Copy out each line of the data that holds the word "this".
— Start DATA —
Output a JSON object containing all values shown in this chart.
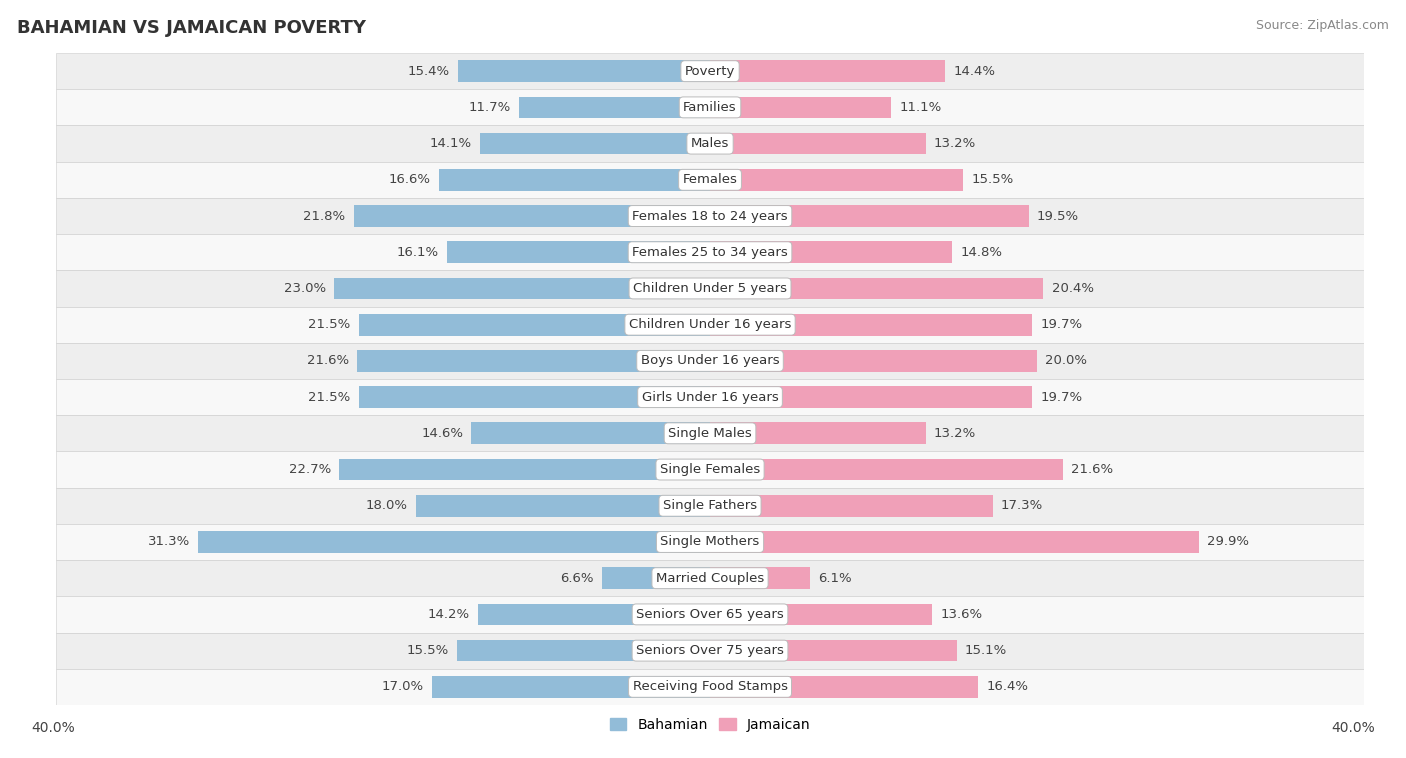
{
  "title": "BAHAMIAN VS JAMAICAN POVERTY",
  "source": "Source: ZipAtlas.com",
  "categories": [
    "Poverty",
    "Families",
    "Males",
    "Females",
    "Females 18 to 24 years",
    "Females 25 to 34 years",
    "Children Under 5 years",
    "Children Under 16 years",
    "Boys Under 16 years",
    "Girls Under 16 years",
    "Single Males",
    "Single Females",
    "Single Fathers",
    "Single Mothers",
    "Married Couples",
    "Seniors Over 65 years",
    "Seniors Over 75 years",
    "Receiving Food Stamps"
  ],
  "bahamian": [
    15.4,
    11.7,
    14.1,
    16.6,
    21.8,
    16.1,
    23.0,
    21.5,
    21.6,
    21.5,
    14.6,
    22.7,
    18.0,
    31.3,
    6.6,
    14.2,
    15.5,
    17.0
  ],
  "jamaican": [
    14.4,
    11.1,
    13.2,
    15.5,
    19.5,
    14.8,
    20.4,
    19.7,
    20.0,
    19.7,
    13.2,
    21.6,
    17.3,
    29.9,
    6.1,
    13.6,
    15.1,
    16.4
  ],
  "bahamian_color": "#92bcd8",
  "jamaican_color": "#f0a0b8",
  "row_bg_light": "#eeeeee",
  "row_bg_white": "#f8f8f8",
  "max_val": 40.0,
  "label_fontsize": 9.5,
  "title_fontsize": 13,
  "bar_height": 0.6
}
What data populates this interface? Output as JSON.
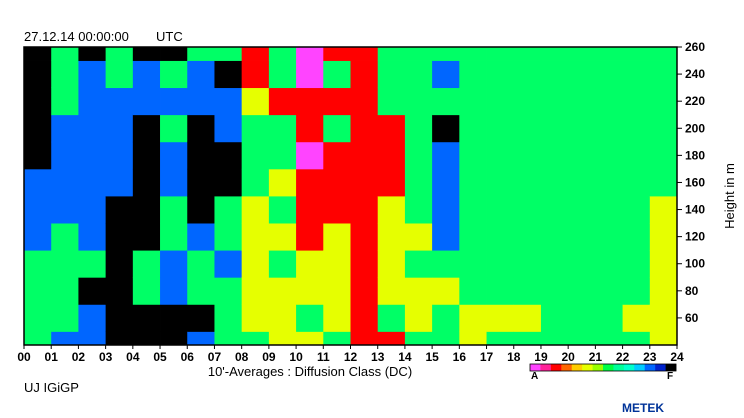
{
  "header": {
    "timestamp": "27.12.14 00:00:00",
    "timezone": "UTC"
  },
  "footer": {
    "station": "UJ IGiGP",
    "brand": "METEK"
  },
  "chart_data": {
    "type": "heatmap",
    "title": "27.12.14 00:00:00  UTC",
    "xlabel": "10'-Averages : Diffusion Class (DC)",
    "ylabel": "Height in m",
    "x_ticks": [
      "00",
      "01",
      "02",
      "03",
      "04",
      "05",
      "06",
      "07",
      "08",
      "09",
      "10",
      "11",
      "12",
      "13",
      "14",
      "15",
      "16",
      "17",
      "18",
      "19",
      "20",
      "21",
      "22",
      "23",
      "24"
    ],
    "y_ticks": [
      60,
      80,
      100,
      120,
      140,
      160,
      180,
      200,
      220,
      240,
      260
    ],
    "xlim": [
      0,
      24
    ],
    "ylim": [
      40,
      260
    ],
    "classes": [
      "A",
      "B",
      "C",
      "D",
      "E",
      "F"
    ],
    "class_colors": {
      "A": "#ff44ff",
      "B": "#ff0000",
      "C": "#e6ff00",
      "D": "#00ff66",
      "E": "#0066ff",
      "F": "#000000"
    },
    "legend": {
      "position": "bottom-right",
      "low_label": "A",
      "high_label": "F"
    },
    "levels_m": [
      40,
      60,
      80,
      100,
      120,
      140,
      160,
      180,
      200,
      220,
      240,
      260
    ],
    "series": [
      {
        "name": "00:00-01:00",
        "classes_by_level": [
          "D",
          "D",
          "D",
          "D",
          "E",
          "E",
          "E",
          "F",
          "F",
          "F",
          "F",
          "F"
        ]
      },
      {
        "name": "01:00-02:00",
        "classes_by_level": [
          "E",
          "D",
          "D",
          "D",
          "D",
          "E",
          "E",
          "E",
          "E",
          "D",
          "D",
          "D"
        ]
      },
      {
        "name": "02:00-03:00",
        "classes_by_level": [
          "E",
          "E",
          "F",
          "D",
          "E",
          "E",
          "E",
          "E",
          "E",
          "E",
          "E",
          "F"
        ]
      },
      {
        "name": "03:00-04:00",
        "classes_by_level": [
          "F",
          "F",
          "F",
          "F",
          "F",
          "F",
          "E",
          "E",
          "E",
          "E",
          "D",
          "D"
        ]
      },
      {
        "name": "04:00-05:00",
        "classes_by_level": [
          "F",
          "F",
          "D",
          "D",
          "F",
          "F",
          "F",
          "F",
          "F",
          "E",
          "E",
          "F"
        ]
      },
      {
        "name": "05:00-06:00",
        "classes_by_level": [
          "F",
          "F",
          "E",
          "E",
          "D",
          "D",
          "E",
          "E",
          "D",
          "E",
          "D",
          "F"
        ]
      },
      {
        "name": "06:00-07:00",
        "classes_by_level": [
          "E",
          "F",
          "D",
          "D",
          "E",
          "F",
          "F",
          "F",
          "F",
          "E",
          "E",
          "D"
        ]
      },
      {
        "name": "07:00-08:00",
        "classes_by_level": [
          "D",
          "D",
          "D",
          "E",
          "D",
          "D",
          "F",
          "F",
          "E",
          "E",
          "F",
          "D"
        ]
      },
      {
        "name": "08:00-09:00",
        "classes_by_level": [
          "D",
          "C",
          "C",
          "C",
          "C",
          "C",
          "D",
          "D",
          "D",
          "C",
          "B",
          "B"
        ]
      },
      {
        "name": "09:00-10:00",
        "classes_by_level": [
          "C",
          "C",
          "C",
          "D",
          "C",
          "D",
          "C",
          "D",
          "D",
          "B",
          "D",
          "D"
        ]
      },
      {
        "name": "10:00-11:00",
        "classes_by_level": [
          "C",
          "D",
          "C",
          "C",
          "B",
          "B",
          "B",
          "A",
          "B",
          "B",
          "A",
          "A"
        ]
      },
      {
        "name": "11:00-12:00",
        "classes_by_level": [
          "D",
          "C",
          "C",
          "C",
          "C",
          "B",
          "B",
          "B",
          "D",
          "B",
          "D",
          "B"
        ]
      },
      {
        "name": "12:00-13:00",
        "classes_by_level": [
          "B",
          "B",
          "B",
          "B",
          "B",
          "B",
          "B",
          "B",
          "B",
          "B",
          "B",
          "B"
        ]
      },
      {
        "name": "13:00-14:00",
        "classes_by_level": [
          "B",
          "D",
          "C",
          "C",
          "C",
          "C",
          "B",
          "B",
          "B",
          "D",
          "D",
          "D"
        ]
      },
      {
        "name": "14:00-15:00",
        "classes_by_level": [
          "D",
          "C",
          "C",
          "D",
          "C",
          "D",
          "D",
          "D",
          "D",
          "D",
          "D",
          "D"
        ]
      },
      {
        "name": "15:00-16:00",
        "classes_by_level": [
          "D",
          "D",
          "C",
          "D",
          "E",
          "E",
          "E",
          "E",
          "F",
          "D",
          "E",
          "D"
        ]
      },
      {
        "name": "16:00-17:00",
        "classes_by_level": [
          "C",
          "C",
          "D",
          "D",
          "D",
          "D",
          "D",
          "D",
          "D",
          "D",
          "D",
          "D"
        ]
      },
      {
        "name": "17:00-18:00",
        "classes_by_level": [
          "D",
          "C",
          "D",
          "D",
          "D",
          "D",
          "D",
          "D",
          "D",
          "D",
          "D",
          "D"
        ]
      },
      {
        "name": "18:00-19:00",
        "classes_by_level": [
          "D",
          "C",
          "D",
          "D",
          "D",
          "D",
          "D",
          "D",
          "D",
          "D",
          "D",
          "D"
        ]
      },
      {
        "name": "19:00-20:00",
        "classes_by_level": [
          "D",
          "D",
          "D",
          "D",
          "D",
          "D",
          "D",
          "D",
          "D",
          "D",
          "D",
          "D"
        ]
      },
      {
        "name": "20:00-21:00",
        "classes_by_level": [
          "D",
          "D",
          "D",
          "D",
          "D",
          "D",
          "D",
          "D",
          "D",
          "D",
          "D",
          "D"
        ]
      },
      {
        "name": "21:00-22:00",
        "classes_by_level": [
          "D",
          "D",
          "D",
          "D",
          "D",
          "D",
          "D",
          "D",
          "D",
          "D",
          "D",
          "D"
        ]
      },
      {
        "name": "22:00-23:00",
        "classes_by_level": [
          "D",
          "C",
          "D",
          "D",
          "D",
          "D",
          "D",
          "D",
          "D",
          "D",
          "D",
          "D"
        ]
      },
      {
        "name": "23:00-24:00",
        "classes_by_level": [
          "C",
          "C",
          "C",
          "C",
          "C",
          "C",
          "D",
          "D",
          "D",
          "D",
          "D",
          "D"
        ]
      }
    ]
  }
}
— End DATA —
=== RESPONSE ===
Output a JSON object containing all values shown in this chart.
What data populates this interface? Output as JSON.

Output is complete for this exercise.